* _Your goal_
Work out how many lines in the listing below include the word "JSON". Give nothing but the number.

* _Material for the task_
------------------------------------------------

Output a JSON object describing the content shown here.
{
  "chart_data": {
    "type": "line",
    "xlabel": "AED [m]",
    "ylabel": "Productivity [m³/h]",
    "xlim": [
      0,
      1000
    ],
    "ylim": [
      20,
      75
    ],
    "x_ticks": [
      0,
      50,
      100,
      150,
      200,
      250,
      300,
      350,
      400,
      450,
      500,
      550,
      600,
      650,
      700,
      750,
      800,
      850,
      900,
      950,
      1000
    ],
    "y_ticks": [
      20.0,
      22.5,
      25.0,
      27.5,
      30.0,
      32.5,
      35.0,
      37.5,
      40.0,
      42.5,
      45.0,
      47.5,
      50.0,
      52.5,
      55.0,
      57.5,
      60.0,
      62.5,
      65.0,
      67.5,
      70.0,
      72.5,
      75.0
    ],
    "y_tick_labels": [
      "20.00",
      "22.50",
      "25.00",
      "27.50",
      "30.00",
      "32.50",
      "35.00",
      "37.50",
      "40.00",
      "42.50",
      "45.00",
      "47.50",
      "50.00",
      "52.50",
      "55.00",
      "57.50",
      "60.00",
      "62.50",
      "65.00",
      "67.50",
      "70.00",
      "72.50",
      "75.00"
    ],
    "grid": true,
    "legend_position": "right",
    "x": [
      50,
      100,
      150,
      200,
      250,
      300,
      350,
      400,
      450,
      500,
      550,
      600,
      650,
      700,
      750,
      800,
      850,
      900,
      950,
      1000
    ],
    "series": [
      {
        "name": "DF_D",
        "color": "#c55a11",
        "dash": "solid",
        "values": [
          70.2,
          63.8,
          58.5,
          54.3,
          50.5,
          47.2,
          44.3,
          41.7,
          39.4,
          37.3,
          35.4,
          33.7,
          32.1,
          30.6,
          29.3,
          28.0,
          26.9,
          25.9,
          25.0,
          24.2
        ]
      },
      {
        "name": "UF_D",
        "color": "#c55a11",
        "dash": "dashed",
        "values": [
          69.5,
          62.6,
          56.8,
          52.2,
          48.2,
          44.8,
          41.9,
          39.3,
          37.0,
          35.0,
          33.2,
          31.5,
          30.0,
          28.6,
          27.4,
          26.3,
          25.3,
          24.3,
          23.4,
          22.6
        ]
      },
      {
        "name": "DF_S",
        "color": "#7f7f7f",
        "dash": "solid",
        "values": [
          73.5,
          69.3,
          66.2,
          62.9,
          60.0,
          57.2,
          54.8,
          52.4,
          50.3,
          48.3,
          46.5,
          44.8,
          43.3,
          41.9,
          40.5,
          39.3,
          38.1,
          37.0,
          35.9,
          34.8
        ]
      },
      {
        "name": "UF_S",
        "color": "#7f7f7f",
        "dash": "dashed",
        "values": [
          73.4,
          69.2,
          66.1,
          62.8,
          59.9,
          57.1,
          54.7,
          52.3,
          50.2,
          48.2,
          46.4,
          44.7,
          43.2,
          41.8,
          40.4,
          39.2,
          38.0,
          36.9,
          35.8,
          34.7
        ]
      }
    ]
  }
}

------------------------------------------------

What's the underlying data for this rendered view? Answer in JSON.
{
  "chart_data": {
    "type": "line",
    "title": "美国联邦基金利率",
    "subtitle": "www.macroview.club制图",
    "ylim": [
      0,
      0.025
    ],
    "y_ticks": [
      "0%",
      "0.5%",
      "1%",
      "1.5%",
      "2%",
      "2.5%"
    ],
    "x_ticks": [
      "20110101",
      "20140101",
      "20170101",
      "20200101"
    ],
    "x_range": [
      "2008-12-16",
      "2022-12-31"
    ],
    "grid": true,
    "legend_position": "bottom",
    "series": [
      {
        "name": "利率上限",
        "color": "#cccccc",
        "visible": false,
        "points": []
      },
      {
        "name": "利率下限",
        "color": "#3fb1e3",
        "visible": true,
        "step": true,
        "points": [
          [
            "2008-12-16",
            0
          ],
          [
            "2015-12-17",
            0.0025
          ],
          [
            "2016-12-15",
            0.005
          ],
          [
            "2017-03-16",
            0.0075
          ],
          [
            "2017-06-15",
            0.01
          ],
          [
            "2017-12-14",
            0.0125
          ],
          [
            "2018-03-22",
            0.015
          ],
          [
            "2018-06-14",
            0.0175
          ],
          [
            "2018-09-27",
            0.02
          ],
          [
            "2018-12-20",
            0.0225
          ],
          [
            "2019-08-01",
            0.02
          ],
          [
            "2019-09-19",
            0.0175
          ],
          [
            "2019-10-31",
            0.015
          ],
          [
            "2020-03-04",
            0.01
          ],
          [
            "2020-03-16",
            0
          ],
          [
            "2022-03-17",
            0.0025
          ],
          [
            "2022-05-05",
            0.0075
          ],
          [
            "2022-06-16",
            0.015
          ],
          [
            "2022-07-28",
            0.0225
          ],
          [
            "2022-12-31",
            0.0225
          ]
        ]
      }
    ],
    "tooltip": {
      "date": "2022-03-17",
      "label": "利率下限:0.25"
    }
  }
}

------------------------------------------------

* _Final result_
2